>> begin
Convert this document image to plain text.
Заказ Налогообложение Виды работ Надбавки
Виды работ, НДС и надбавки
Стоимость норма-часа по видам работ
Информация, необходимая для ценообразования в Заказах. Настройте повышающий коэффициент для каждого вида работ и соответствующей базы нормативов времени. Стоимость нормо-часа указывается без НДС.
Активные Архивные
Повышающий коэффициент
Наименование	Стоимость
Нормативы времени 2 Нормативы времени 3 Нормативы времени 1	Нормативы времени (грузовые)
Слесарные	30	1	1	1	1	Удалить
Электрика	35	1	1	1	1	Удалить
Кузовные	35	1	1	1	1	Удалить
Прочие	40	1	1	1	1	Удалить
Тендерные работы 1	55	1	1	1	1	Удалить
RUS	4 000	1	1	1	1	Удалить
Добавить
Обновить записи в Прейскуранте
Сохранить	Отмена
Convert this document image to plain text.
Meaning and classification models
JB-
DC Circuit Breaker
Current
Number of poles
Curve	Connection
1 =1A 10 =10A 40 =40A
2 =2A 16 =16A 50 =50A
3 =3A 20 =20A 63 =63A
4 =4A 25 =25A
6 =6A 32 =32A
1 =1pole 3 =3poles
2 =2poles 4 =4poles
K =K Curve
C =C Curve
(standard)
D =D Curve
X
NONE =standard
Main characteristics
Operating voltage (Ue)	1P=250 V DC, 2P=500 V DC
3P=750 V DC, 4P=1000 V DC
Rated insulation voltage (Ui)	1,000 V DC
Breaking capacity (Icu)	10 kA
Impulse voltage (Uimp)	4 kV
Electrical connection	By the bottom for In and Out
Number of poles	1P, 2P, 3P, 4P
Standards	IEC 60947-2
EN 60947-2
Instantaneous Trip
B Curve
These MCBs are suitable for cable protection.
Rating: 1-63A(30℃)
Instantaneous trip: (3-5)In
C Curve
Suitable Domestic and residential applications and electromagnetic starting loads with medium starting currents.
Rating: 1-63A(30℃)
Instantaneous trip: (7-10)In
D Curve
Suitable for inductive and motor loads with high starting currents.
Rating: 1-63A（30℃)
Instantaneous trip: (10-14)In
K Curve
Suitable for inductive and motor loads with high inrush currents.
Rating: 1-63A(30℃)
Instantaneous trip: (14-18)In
>> end
Go back to the listing above and please repeat it exactly.

▶ Answer in full
Convert this document image to plain text.
Заказ Налогообложение Виды работ Надбавки
Виды работ, НДС и надбавки
Стоимость норма-часа по видам работ
Информация, необходимая для ценообразования в Заказах. Настройте повышающий коэффициент для каждого вида работ и соответствующей базы нормативов времени. Стоимость нормо-часа указывается без НДС.
Активные Архивные
Повышающий коэффициент
Наименование	Стоимость
Нормативы времени 2 Нормативы времени 3 Нормативы времени 1	Нормативы времени (грузовые)
Слесарные	30	1	1	1	1	Удалить
Электрика	35	1	1	1	1	Удалить
Кузовные	35	1	1	1	1	Удалить
Прочие	40	1	1	1	1	Удалить
Тендерные работы 1	55	1	1	1	1	Удалить
RUS	4 000	1	1	1	1	Удалить
Добавить
Обновить записи в Прейскуранте
Сохранить	Отмена
Convert this document image to plain text.
Meaning and classification models
JB-
DC Circuit Breaker
Current
Number of poles
Curve	Connection
1 =1A 10 =10A 40 =40A
2 =2A 16 =16A 50 =50A
3 =3A 20 =20A 63 =63A
4 =4A 25 =25A
6 =6A 32 =32A
1 =1pole 3 =3poles
2 =2poles 4 =4poles
K =K Curve
C =C Curve
(standard)
D =D Curve
X
NONE =standard
Main characteristics
Operating voltage (Ue)	1P=250 V DC, 2P=500 V DC
3P=750 V DC, 4P=1000 V DC
Rated insulation voltage (Ui)	1,000 V DC
Breaking capacity (Icu)	10 kA
Impulse voltage (Uimp)	4 kV
Electrical connection	By the bottom for In and Out
Number of poles	1P, 2P, 3P, 4P
Standards	IEC 60947-2
EN 60947-2
Instantaneous Trip
B Curve
These MCBs are suitable for cable protection.
Rating: 1-63A(30℃)
Instantaneous trip: (3-5)In
C Curve
Suitable Domestic and residential applications and electromagnetic starting loads with medium starting currents.
Rating: 1-63A(30℃)
Instantaneous trip: (7-10)In
D Curve
Suitable for inductive and motor loads with high starting currents.
Rating: 1-63A（30℃)
Instantaneous trip: (10-14)In
K Curve
Suitable for inductive and motor loads with high inrush currents.
Rating: 1-63A(30℃)
Instantaneous trip: (14-18)In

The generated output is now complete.